[Start Source material]
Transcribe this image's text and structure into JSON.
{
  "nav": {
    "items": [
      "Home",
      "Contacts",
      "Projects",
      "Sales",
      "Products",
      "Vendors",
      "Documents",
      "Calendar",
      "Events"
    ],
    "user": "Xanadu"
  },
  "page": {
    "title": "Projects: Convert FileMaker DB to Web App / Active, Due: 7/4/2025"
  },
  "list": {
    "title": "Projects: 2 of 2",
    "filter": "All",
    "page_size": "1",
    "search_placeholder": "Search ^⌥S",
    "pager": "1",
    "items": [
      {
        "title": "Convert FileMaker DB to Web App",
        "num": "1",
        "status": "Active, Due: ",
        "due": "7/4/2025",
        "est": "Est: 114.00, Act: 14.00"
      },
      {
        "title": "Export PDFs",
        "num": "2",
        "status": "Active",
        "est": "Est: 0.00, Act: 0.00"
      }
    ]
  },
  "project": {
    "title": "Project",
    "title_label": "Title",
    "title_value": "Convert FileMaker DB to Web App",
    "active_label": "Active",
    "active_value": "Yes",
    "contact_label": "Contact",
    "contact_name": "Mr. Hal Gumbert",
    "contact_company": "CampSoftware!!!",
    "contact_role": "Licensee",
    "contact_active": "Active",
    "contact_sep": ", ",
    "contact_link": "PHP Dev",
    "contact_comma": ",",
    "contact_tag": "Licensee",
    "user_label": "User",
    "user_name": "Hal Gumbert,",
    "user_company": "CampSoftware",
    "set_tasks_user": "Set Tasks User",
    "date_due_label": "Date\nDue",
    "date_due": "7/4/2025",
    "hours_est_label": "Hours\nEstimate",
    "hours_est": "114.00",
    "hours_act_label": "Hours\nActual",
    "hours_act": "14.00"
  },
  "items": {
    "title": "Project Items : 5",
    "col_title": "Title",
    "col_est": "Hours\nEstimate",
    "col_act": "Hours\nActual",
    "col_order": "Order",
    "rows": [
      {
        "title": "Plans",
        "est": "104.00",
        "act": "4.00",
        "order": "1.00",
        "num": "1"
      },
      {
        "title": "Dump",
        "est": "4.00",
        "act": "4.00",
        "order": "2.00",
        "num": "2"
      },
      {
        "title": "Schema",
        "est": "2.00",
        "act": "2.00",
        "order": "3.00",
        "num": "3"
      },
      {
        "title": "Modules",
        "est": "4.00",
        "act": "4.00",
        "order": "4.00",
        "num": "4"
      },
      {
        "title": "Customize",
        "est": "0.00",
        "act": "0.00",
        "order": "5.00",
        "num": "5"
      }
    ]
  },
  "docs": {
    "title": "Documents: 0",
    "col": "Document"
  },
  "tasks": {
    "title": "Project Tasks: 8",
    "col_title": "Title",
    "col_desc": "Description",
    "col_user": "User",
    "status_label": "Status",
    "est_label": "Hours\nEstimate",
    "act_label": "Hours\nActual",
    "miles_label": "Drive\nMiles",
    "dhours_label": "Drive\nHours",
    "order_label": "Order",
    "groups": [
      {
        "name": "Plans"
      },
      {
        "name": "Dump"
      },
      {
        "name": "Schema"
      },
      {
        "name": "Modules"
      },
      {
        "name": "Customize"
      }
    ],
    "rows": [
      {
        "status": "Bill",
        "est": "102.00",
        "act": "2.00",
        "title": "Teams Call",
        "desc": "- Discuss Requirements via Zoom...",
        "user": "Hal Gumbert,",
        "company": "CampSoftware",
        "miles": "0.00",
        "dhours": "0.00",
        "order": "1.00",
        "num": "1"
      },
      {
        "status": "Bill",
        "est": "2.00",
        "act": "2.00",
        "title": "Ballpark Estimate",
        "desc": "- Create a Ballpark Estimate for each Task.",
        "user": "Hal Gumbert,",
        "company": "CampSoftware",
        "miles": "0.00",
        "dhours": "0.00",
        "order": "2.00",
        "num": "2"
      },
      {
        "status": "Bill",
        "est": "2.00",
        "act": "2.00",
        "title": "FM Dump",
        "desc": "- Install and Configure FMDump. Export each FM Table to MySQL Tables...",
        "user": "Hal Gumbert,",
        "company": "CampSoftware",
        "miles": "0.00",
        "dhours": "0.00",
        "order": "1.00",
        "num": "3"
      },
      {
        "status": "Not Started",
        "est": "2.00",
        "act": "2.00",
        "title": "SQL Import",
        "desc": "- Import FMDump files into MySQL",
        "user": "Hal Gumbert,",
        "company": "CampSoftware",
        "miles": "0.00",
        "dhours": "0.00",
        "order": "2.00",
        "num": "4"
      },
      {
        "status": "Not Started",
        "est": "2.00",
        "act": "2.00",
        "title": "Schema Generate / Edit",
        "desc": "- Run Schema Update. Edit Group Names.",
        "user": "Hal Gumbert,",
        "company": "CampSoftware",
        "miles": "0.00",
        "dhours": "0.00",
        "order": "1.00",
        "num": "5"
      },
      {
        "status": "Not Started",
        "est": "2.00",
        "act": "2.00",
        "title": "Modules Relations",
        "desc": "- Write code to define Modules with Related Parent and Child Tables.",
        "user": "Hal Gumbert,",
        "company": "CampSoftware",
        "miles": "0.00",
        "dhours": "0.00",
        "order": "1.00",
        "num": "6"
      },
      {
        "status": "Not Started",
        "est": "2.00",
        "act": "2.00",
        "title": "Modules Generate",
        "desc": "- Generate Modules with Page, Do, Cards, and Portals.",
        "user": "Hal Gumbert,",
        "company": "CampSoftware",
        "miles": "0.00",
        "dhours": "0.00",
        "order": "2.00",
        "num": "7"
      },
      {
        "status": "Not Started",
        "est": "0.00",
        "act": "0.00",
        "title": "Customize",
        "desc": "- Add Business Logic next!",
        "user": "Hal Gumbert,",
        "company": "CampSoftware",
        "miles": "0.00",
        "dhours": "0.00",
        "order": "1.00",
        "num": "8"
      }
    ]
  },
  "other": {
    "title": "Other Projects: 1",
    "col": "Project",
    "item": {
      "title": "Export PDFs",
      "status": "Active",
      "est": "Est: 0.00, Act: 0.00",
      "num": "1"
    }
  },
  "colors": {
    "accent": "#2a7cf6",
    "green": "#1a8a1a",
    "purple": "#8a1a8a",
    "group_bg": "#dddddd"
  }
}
[End Source material]
* [Aim of the task]: Write the data back out verbatim.

* [Task answer]:
Transcribe this image's text and structure into JSON.
{
  "nav": {
    "items": [
      "Home",
      "Contacts",
      "Projects",
      "Sales",
      "Products",
      "Vendors",
      "Documents",
      "Calendar",
      "Events"
    ],
    "user": "Xanadu"
  },
  "page": {
    "title": "Projects: Convert FileMaker DB to Web App / Active, Due: 7/4/2025"
  },
  "list": {
    "title": "Projects: 2 of 2",
    "filter": "All",
    "page_size": "1",
    "search_placeholder": "Search ^⌥S",
    "pager": "1",
    "items": [
      {
        "title": "Convert FileMaker DB to Web App",
        "num": "1",
        "status": "Active, Due: ",
        "due": "7/4/2025",
        "est": "Est: 114.00, Act: 14.00"
      },
      {
        "title": "Export PDFs",
        "num": "2",
        "status": "Active",
        "est": "Est: 0.00, Act: 0.00"
      }
    ]
  },
  "project": {
    "title": "Project",
    "title_label": "Title",
    "title_value": "Convert FileMaker DB to Web App",
    "active_label": "Active",
    "active_value": "Yes",
    "contact_label": "Contact",
    "contact_name": "Mr. Hal Gumbert",
    "contact_company": "CampSoftware!!!",
    "contact_role": "Licensee",
    "contact_active": "Active",
    "contact_sep": ", ",
    "contact_link": "PHP Dev",
    "contact_comma": ",",
    "contact_tag": "Licensee",
    "user_label": "User",
    "user_name": "Hal Gumbert,",
    "user_company": "CampSoftware",
    "set_tasks_user": "Set Tasks User",
    "date_due_label": "Date\nDue",
    "date_due": "7/4/2025",
    "hours_est_label": "Hours\nEstimate",
    "hours_est": "114.00",
    "hours_act_label": "Hours\nActual",
    "hours_act": "14.00"
  },
  "items": {
    "title": "Project Items : 5",
    "col_title": "Title",
    "col_est": "Hours\nEstimate",
    "col_act": "Hours\nActual",
    "col_order": "Order",
    "rows": [
      {
        "title": "Plans",
        "est": "104.00",
        "act": "4.00",
        "order": "1.00",
        "num": "1"
      },
      {
        "title": "Dump",
        "est": "4.00",
        "act": "4.00",
        "order": "2.00",
        "num": "2"
      },
      {
        "title": "Schema",
        "est": "2.00",
        "act": "2.00",
        "order": "3.00",
        "num": "3"
      },
      {
        "title": "Modules",
        "est": "4.00",
        "act": "4.00",
        "order": "4.00",
        "num": "4"
      },
      {
        "title": "Customize",
        "est": "0.00",
        "act": "0.00",
        "order": "5.00",
        "num": "5"
      }
    ]
  },
  "docs": {
    "title": "Documents: 0",
    "col": "Document"
  },
  "tasks": {
    "title": "Project Tasks: 8",
    "col_title": "Title",
    "col_desc": "Description",
    "col_user": "User",
    "status_label": "Status",
    "est_label": "Hours\nEstimate",
    "act_label": "Hours\nActual",
    "miles_label": "Drive\nMiles",
    "dhours_label": "Drive\nHours",
    "order_label": "Order",
    "groups": [
      {
        "name": "Plans"
      },
      {
        "name": "Dump"
      },
      {
        "name": "Schema"
      },
      {
        "name": "Modules"
      },
      {
        "name": "Customize"
      }
    ],
    "rows": [
      {
        "status": "Bill",
        "est": "102.00",
        "act": "2.00",
        "title": "Teams Call",
        "desc": "- Discuss Requirements via Zoom...",
        "user": "Hal Gumbert,",
        "company": "CampSoftware",
        "miles": "0.00",
        "dhours": "0.00",
        "order": "1.00",
        "num": "1"
      },
      {
        "status": "Bill",
        "est": "2.00",
        "act": "2.00",
        "title": "Ballpark Estimate",
        "desc": "- Create a Ballpark Estimate for each Task.",
        "user": "Hal Gumbert,",
        "company": "CampSoftware",
        "miles": "0.00",
        "dhours": "0.00",
        "order": "2.00",
        "num": "2"
      },
      {
        "status": "Bill",
        "est": "2.00",
        "act": "2.00",
        "title": "FM Dump",
        "desc": "- Install and Configure FMDump. Export each FM Table to MySQL Tables...",
        "user": "Hal Gumbert,",
        "company": "CampSoftware",
        "miles": "0.00",
        "dhours": "0.00",
        "order": "1.00",
        "num": "3"
      },
      {
        "status": "Not Started",
        "est": "2.00",
        "act": "2.00",
        "title": "SQL Import",
        "desc": "- Import FMDump files into MySQL",
        "user": "Hal Gumbert,",
        "company": "CampSoftware",
        "miles": "0.00",
        "dhours": "0.00",
        "order": "2.00",
        "num": "4"
      },
      {
        "status": "Not Started",
        "est": "2.00",
        "act": "2.00",
        "title": "Schema Generate / Edit",
        "desc": "- Run Schema Update. Edit Group Names.",
        "user": "Hal Gumbert,",
        "company": "CampSoftware",
        "miles": "0.00",
        "dhours": "0.00",
        "order": "1.00",
        "num": "5"
      },
      {
        "status": "Not Started",
        "est": "2.00",
        "act": "2.00",
        "title": "Modules Relations",
        "desc": "- Write code to define Modules with Related Parent and Child Tables.",
        "user": "Hal Gumbert,",
        "company": "CampSoftware",
        "miles": "0.00",
        "dhours": "0.00",
        "order": "1.00",
        "num": "6"
      },
      {
        "status": "Not Started",
        "est": "2.00",
        "act": "2.00",
        "title": "Modules Generate",
        "desc": "- Generate Modules with Page, Do, Cards, and Portals.",
        "user": "Hal Gumbert,",
        "company": "CampSoftware",
        "miles": "0.00",
        "dhours": "0.00",
        "order": "2.00",
        "num": "7"
      },
      {
        "status": "Not Started",
        "est": "0.00",
        "act": "0.00",
        "title": "Customize",
        "desc": "- Add Business Logic next!",
        "user": "Hal Gumbert,",
        "company": "CampSoftware",
        "miles": "0.00",
        "dhours": "0.00",
        "order": "1.00",
        "num": "8"
      }
    ]
  },
  "other": {
    "title": "Other Projects: 1",
    "col": "Project",
    "item": {
      "title": "Export PDFs",
      "status": "Active",
      "est": "Est: 0.00, Act: 0.00",
      "num": "1"
    }
  },
  "colors": {
    "accent": "#2a7cf6",
    "green": "#1a8a1a",
    "purple": "#8a1a8a",
    "group_bg": "#dddddd"
  }
}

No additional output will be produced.